● Texte à lire
-*-
La municipalité de Tunis a réuni les acteurs clés du projet pilote « Jadid » pour transformer la zone urbaine Agba 2 en un quartier urbain durable.
En finir avec les conceptions rigides. Ici, l’urbanisme devient participatif pour dompter les caprices du climat. L’agence de réhabilitation et de rénovation urbaine (ARRU) et la société nationale immobilière de tunisie (SNIT) ont rejoint les cadres municipaux pour dessiner ce futur proche.
Le projet repose notamment sur une meilleure gestion et préservation des ressources en eau, considérées comme un élément essentiel, ainsi que sur la réduction des risques liés aux inondations soudaines et à l’érosion. Il prévoit également le développement de solutions urbanistiques innovantes, adaptées à la raréfaction de l’eau et susceptibles de renforcer la capacité de la zone à s’adapter aux changements climatiques.
L’eau dicte sa loi dans ce nouveau modèle. Le projet privilégie une gestion rationnelle des ressources pour contrer la sécheresse tout en érigeant des remparts contre les inondations subites.
-*-
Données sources
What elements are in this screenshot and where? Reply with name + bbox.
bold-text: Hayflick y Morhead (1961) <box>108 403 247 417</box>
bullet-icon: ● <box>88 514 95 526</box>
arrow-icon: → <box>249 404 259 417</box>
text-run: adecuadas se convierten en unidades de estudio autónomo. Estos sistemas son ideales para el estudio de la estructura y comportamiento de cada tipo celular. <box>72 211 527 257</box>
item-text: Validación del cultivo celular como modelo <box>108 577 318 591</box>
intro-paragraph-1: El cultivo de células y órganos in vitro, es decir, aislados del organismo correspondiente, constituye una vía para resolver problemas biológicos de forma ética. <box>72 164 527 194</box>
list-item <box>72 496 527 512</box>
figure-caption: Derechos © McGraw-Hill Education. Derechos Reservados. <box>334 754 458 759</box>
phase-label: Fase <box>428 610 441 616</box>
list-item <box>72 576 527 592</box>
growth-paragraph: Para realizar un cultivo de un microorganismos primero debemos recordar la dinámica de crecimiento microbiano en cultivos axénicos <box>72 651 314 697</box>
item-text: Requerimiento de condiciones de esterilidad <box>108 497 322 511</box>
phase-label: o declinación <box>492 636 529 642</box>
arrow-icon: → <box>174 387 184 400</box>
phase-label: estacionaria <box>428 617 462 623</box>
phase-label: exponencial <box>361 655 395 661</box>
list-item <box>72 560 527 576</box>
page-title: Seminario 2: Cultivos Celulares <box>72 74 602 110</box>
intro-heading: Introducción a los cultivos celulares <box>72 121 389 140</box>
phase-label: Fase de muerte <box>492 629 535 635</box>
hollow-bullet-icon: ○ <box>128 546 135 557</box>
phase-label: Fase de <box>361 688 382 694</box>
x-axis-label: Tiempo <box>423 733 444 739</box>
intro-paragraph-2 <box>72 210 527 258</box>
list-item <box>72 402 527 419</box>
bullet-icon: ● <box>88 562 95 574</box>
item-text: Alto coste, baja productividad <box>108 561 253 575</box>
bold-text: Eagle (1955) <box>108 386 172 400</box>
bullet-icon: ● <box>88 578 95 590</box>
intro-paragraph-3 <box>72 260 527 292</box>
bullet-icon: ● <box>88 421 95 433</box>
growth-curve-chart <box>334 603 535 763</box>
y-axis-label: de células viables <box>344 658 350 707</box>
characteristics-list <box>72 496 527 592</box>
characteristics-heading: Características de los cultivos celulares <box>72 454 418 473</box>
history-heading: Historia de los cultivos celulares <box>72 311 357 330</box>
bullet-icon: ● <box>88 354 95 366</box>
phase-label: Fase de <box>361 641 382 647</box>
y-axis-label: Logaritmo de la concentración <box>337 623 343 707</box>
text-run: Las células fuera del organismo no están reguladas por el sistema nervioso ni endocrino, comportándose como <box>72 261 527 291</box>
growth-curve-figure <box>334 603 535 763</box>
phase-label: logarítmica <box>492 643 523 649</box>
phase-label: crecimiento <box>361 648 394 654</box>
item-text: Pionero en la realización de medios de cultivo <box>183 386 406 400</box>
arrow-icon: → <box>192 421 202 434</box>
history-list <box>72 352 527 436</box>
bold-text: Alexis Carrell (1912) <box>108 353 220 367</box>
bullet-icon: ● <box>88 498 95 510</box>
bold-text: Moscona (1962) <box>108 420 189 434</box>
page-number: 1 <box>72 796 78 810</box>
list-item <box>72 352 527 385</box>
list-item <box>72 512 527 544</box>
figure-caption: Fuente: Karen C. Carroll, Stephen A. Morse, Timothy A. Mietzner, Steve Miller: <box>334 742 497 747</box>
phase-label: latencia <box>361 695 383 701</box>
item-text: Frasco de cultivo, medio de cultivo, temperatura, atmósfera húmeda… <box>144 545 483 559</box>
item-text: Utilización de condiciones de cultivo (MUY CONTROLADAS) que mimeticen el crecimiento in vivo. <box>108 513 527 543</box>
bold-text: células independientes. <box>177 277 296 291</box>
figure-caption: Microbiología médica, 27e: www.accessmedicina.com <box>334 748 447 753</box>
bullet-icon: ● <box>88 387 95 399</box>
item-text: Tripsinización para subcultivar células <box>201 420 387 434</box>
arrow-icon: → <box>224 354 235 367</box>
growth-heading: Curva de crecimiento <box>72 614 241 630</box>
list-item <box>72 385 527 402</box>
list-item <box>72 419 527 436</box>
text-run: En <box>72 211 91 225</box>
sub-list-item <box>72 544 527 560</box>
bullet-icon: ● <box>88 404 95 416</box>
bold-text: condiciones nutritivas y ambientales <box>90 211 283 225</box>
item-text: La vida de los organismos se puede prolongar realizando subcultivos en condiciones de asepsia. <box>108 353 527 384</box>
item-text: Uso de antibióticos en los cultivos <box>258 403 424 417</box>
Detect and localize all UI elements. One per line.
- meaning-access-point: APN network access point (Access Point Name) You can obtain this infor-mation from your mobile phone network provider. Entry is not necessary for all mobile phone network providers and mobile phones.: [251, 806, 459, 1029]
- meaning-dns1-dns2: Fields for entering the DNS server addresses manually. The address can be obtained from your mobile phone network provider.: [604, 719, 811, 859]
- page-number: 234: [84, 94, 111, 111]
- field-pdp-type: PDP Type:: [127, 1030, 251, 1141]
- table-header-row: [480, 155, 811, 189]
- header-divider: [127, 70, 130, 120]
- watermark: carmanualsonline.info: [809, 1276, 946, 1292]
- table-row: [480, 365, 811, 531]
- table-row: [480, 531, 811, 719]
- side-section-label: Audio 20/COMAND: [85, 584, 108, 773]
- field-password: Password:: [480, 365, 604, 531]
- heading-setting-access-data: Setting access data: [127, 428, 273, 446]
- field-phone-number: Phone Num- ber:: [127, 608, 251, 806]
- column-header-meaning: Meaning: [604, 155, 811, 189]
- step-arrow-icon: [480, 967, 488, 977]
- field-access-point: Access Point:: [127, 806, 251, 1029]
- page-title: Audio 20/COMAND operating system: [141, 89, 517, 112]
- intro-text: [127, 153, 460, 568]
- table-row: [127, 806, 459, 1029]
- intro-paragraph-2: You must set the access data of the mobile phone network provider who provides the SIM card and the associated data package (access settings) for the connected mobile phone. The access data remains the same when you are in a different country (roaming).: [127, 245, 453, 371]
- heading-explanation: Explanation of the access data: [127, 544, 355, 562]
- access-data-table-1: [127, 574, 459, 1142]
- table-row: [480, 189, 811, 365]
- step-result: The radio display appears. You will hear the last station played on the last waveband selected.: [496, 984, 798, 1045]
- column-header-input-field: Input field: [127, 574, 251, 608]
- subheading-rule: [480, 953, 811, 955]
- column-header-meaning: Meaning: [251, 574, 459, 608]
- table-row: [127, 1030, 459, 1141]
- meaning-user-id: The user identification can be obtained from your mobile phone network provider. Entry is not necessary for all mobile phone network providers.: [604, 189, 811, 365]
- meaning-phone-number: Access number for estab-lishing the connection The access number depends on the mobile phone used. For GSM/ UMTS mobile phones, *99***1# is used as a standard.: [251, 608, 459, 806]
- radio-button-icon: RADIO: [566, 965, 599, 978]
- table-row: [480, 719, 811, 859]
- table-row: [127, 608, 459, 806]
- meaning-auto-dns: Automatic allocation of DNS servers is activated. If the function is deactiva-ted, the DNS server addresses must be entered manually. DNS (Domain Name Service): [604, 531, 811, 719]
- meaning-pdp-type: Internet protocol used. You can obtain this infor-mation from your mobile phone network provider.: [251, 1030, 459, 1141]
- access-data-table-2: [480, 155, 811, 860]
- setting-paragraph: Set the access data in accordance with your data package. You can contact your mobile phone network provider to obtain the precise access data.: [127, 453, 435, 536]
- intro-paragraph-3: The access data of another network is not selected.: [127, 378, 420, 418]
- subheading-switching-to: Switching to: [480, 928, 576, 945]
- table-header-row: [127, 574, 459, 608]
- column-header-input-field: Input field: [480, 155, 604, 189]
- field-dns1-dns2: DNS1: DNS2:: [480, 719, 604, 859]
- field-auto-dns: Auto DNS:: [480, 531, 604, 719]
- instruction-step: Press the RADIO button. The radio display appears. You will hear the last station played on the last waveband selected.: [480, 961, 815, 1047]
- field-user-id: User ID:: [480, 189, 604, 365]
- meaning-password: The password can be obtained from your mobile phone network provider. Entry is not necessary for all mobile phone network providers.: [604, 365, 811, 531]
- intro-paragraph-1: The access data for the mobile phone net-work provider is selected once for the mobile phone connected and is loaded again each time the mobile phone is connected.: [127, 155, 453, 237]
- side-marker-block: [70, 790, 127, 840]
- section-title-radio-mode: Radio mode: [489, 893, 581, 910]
-*-
● Activité 1
D'après le texte sur le projet Jadid, quels organismes se sont joints aux cadres municipaux pour concevoir ce projet ?
● Activité 2
Reprenez le texte sur le projet Jadid à la suite de sa dernière phrase.

● Production 1
L'agence de réhabilitation et de rénovation urbaine (ARRU) et la société nationale immobilière de tunisie (SNIT).

● Production 2
Ces solutions innovantes visent la résilience. L’érosion ne sera plus une fatalité. Des partenaires de poids soutiennent cette ambition : ONU-Habitat, l’université Gustave Eiffel et plusieurs établissements et instituts tunisiens apportent leur expertise scientifique au chantier.
Prenant la parole, la chargée de la gestion de la municipalité de Tunis, Sameh Daldoul considère ce projet comme étant « une initiative de rupture avec les schémas classiques ». Raison pour laquelle, elle exige la finalisation immédiate des dossiers techniques et législatifs.
La rigueur administrative devrait sécuriser l’audace architecturale. Le succès du quartier durable d’Agba 2 dépend grandement de cette symbiose entre conformité légale et innovation environnementale.